What is required →
Transcribe all of the data exactly. Omit the pictures.
——
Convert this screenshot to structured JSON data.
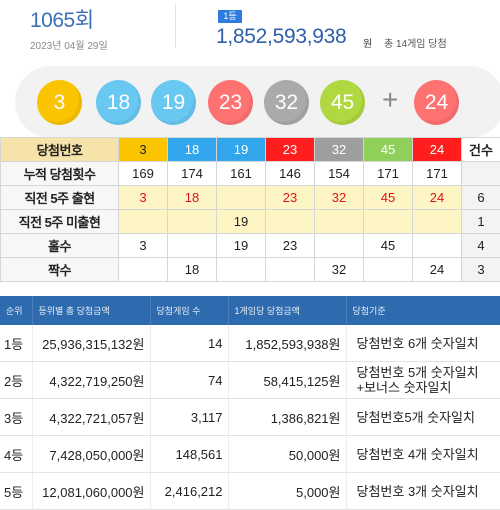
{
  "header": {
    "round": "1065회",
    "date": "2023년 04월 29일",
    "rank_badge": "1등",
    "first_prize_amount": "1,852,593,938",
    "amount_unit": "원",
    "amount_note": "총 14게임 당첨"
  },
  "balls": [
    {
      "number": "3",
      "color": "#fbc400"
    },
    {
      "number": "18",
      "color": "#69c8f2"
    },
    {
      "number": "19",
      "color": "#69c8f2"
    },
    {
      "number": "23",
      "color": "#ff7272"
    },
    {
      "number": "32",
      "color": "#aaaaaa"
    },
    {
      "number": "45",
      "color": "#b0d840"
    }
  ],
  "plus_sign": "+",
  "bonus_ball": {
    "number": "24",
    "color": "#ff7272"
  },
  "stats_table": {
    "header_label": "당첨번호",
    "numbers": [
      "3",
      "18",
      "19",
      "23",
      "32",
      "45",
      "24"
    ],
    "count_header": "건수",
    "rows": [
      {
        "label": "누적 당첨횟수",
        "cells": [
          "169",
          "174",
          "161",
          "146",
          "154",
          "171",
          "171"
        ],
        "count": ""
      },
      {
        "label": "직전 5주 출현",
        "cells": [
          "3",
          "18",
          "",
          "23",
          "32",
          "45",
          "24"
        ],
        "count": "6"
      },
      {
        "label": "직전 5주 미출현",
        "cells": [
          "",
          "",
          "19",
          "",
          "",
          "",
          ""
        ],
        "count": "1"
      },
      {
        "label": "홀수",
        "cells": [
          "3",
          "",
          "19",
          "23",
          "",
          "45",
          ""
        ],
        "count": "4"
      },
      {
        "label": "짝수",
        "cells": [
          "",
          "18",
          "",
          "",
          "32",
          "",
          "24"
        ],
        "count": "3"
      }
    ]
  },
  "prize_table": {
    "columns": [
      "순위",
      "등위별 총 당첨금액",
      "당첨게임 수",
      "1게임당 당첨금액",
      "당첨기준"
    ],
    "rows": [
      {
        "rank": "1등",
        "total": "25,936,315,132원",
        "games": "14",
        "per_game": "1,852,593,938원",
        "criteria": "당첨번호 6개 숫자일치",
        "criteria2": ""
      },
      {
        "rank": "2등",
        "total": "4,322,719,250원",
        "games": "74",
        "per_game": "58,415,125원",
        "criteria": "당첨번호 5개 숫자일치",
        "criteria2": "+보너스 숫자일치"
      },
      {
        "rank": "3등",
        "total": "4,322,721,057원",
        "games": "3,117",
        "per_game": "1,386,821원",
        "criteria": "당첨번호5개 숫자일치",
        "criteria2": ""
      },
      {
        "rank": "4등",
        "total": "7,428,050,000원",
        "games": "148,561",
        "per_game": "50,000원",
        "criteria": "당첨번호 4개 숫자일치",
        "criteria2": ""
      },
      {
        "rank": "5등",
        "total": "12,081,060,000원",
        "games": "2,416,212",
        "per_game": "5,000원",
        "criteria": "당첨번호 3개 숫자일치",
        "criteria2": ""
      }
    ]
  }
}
——
Solution for this task →
Convert this screenshot to structured JSON data.
{
  "header": {
    "round": "1065회",
    "date": "2023년 04월 29일",
    "rank_badge": "1등",
    "first_prize_amount": "1,852,593,938",
    "amount_unit": "원",
    "amount_note": "총 14게임 당첨"
  },
  "balls": [
    {
      "number": "3",
      "color": "#fbc400"
    },
    {
      "number": "18",
      "color": "#69c8f2"
    },
    {
      "number": "19",
      "color": "#69c8f2"
    },
    {
      "number": "23",
      "color": "#ff7272"
    },
    {
      "number": "32",
      "color": "#aaaaaa"
    },
    {
      "number": "45",
      "color": "#b0d840"
    }
  ],
  "plus_sign": "+",
  "bonus_ball": {
    "number": "24",
    "color": "#ff7272"
  },
  "stats_table": {
    "header_label": "당첨번호",
    "numbers": [
      "3",
      "18",
      "19",
      "23",
      "32",
      "45",
      "24"
    ],
    "count_header": "건수",
    "rows": [
      {
        "label": "누적 당첨횟수",
        "cells": [
          "169",
          "174",
          "161",
          "146",
          "154",
          "171",
          "171"
        ],
        "count": ""
      },
      {
        "label": "직전 5주 출현",
        "cells": [
          "3",
          "18",
          "",
          "23",
          "32",
          "45",
          "24"
        ],
        "count": "6"
      },
      {
        "label": "직전 5주 미출현",
        "cells": [
          "",
          "",
          "19",
          "",
          "",
          "",
          ""
        ],
        "count": "1"
      },
      {
        "label": "홀수",
        "cells": [
          "3",
          "",
          "19",
          "23",
          "",
          "45",
          ""
        ],
        "count": "4"
      },
      {
        "label": "짝수",
        "cells": [
          "",
          "18",
          "",
          "",
          "32",
          "",
          "24"
        ],
        "count": "3"
      }
    ]
  },
  "prize_table": {
    "columns": [
      "순위",
      "등위별 총 당첨금액",
      "당첨게임 수",
      "1게임당 당첨금액",
      "당첨기준"
    ],
    "rows": [
      {
        "rank": "1등",
        "total": "25,936,315,132원",
        "games": "14",
        "per_game": "1,852,593,938원",
        "criteria": "당첨번호 6개 숫자일치",
        "criteria2": ""
      },
      {
        "rank": "2등",
        "total": "4,322,719,250원",
        "games": "74",
        "per_game": "58,415,125원",
        "criteria": "당첨번호 5개 숫자일치",
        "criteria2": "+보너스 숫자일치"
      },
      {
        "rank": "3등",
        "total": "4,322,721,057원",
        "games": "3,117",
        "per_game": "1,386,821원",
        "criteria": "당첨번호5개 숫자일치",
        "criteria2": ""
      },
      {
        "rank": "4등",
        "total": "7,428,050,000원",
        "games": "148,561",
        "per_game": "50,000원",
        "criteria": "당첨번호 4개 숫자일치",
        "criteria2": ""
      },
      {
        "rank": "5등",
        "total": "12,081,060,000원",
        "games": "2,416,212",
        "per_game": "5,000원",
        "criteria": "당첨번호 3개 숫자일치",
        "criteria2": ""
      }
    ]
  }
}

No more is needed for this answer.